WORK TO COMPLETE → Emit the data below verbatim, stripping out any pictures.
--- BEGIN TASK INPUTS ---
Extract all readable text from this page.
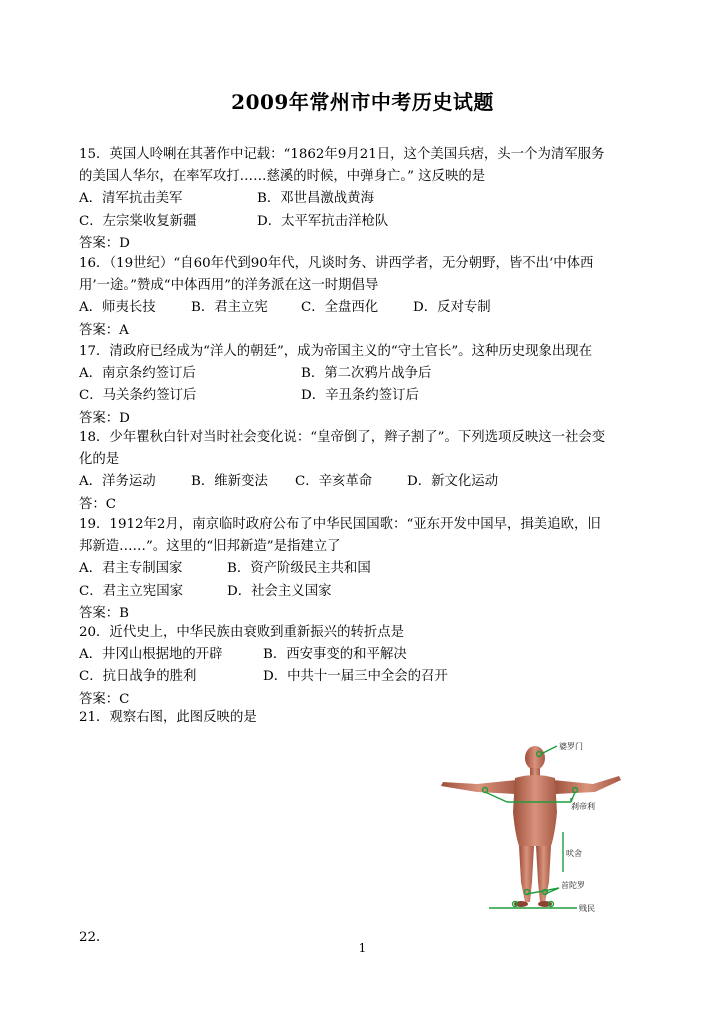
2009年常州市中考历史试题
15．英国人呤唎在其著作中记载：“1862年9月21日，这个美国兵痞，头一个为清军服务
的美国人华尔，在率军攻打……慈溪的时候，中弹身亡。” 这反映的是
A．清军抗击美军	B．邓世昌激战黄海
C．左宗棠收复新疆	D．太平军抗击洋枪队
答案：D
16．（19世纪）“自60年代到90年代，凡谈时务、讲西学者，无分朝野，皆不出‘中体西
用’一途。”赞成“中体西用”的洋务派在这一时期倡导
A．师夷长技	B．君主立宪	C．全盘西化	D．反对专制
答案：A
17．清政府已经成为“洋人的朝廷”，成为帝国主义的“守土官长”。这种历史现象出现在
A．南京条约签订后	B．第二次鸦片战争后
C．马关条约签订后	D．辛丑条约签订后
答案：D
18．少年瞿秋白针对当时社会变化说：“皇帝倒了，辫子割了”。下列选项反映这一社会变
化的是
A．洋务运动	B．维新变法	C．辛亥革命	D．新文化运动
答：C
19．1912年2月，南京临时政府公布了中华民国国歌：“亚东开发中国早，揖美追欧，旧
邦新造……”。这里的“旧邦新造”是指建立了
A．君主专制国家	B．资产阶级民主共和国
C．君主立宪国家	D．社会主义国家
答案：B
20．近代史上，中华民族由衰败到重新振兴的转折点是
A．井冈山根据地的开辟	B．西安事变的和平解决
C．抗日战争的胜利	D．中共十一届三中全会的召开
答案：C
21．观察右图，此图反映的是
婆罗门
刹帝利
吠舍
首陀罗
贱民
22．
1
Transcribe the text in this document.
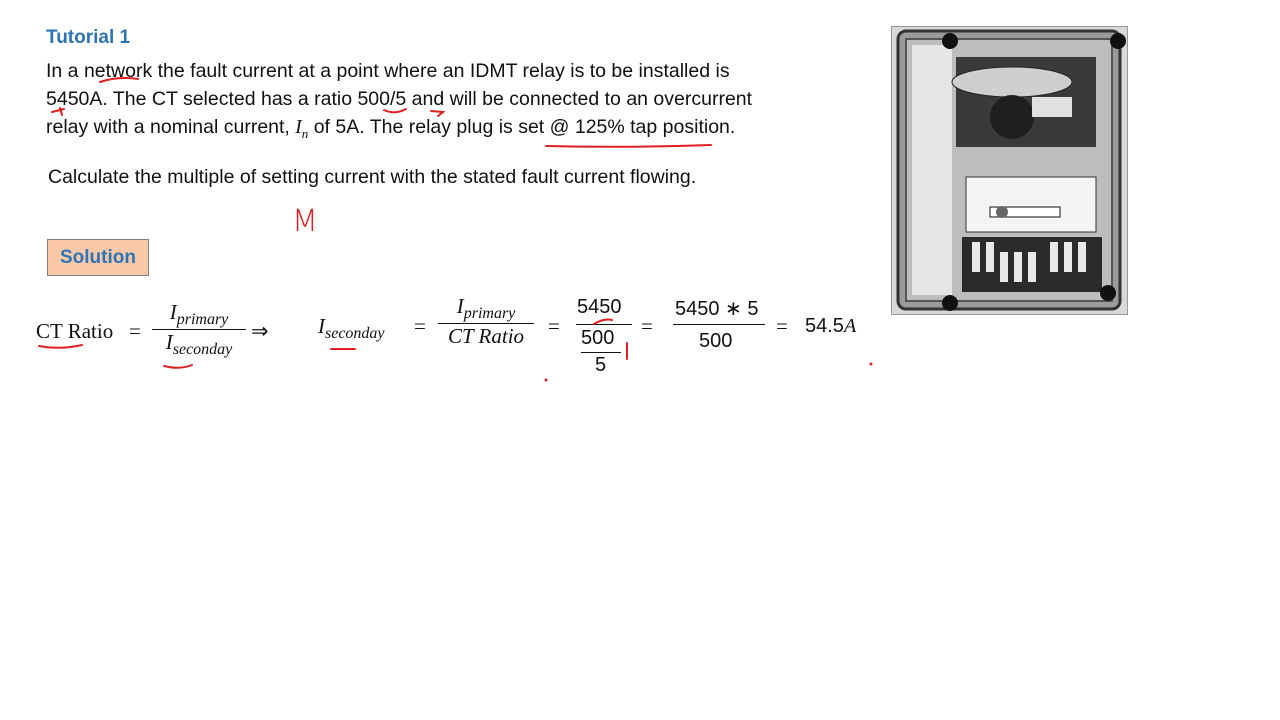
Tutorial 1
In a network the fault current at a point where an IDMT relay is to be installed is
5450A. The CT selected has a ratio 500/5 and will be connected to an overcurrent
relay with a nominal current, $I_n$ of 5A. The relay plug is set @ 125% tap position.
Calculate the multiple of setting current with the stated fault current flowing.
M
Solution
CT Ratio =
$I_{primary}$
$I_{seconday}$
⇒ $I_{seconday}$ =
$I_{primary}$
CT Ratio	=
5450
500
5
=
5450 ∗ 5
500
= 54.5A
--- END TASK INPUTS ---
THE OUTPUT →
Extract all readable text from this page.
2009年常州市中考历史试题
15．英国人呤唎在其著作中记载：“1862年9月21日，这个美国兵痞，头一个为清军服务
的美国人华尔，在率军攻打……慈溪的时候，中弹身亡。” 这反映的是
A．清军抗击美军	B．邓世昌激战黄海
C．左宗棠收复新疆	D．太平军抗击洋枪队
答案：D
16．（19世纪）“自60年代到90年代，凡谈时务、讲西学者，无分朝野，皆不出‘中体西
用’一途。”赞成“中体西用”的洋务派在这一时期倡导
A．师夷长技	B．君主立宪	C．全盘西化	D．反对专制
答案：A
17．清政府已经成为“洋人的朝廷”，成为帝国主义的“守土官长”。这种历史现象出现在
A．南京条约签订后	B．第二次鸦片战争后
C．马关条约签订后	D．辛丑条约签订后
答案：D
18．少年瞿秋白针对当时社会变化说：“皇帝倒了，辫子割了”。下列选项反映这一社会变
化的是
A．洋务运动	B．维新变法	C．辛亥革命	D．新文化运动
答：C
19．1912年2月，南京临时政府公布了中华民国国歌：“亚东开发中国早，揖美追欧，旧
邦新造……”。这里的“旧邦新造”是指建立了
A．君主专制国家	B．资产阶级民主共和国
C．君主立宪国家	D．社会主义国家
答案：B
20．近代史上，中华民族由衰败到重新振兴的转折点是
A．井冈山根据地的开辟	B．西安事变的和平解决
C．抗日战争的胜利	D．中共十一届三中全会的召开
答案：C
21．观察右图，此图反映的是
婆罗门
刹帝利
吠舍
首陀罗
贱民
22．
1
Transcribe the text in this document.
Tutorial 1
In a network the fault current at a point where an IDMT relay is to be installed is
5450A. The CT selected has a ratio 500/5 and will be connected to an overcurrent
relay with a nominal current, $I_n$ of 5A. The relay plug is set @ 125% tap position.
Calculate the multiple of setting current with the stated fault current flowing.
M
Solution
CT Ratio =
$I_{primary}$
$I_{seconday}$
⇒ $I_{seconday}$ =
$I_{primary}$
CT Ratio	=
5450
500
5
=
5450 ∗ 5
500
= 54.5A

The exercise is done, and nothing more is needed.